• Instruction: Reproduce each of the lines word for word.

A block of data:
__________

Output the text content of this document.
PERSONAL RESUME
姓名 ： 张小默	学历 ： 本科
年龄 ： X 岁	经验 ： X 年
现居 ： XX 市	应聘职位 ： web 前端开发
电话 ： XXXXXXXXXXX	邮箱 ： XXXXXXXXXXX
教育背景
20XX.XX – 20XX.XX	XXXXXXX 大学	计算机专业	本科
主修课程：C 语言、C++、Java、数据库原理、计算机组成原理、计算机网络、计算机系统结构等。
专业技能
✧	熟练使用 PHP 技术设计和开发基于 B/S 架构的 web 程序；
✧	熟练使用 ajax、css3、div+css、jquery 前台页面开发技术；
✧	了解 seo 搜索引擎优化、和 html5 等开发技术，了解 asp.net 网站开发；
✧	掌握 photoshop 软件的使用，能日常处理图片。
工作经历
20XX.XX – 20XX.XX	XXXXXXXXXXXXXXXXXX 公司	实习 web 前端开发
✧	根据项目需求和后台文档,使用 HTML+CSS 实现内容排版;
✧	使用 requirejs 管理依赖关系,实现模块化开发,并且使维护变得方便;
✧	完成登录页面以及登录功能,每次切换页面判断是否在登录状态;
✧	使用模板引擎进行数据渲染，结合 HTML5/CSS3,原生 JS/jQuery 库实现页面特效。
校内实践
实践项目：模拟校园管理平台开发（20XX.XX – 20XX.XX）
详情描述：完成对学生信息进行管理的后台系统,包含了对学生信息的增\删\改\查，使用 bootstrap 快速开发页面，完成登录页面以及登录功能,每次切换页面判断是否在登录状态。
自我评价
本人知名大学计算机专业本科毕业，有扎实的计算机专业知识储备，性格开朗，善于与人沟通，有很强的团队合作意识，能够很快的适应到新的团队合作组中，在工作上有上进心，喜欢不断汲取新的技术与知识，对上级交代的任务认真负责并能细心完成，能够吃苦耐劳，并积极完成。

__________

• Right answer:
Output the text content of this document.
PERSONAL RESUME
姓名 ： 张小默	学历 ： 本科
年龄 ： X 岁	经验 ： X 年
现居 ： XX 市	应聘职位 ： web 前端开发
电话 ： XXXXXXXXXXX	邮箱 ： XXXXXXXXXXX
教育背景
20XX.XX – 20XX.XX	XXXXXXX 大学	计算机专业	本科
主修课程：C 语言、C++、Java、数据库原理、计算机组成原理、计算机网络、计算机系统结构等。
专业技能
✧	熟练使用 PHP 技术设计和开发基于 B/S 架构的 web 程序；
✧	熟练使用 ajax、css3、div+css、jquery 前台页面开发技术；
✧	了解 seo 搜索引擎优化、和 html5 等开发技术，了解 asp.net 网站开发；
✧	掌握 photoshop 软件的使用，能日常处理图片。
工作经历
20XX.XX – 20XX.XX	XXXXXXXXXXXXXXXXXX 公司	实习 web 前端开发
✧	根据项目需求和后台文档,使用 HTML+CSS 实现内容排版;
✧	使用 requirejs 管理依赖关系,实现模块化开发,并且使维护变得方便;
✧	完成登录页面以及登录功能,每次切换页面判断是否在登录状态;
✧	使用模板引擎进行数据渲染，结合 HTML5/CSS3,原生 JS/jQuery 库实现页面特效。
校内实践
实践项目：模拟校园管理平台开发（20XX.XX – 20XX.XX）
详情描述：完成对学生信息进行管理的后台系统,包含了对学生信息的增\删\改\查，使用 bootstrap 快速开发页面，完成登录页面以及登录功能,每次切换页面判断是否在登录状态。
自我评价
本人知名大学计算机专业本科毕业，有扎实的计算机专业知识储备，性格开朗，善于与人沟通，有很强的团队合作意识，能够很快的适应到新的团队合作组中，在工作上有上进心，喜欢不断汲取新的技术与知识，对上级交代的任务认真负责并能细心完成，能够吃苦耐劳，并积极完成。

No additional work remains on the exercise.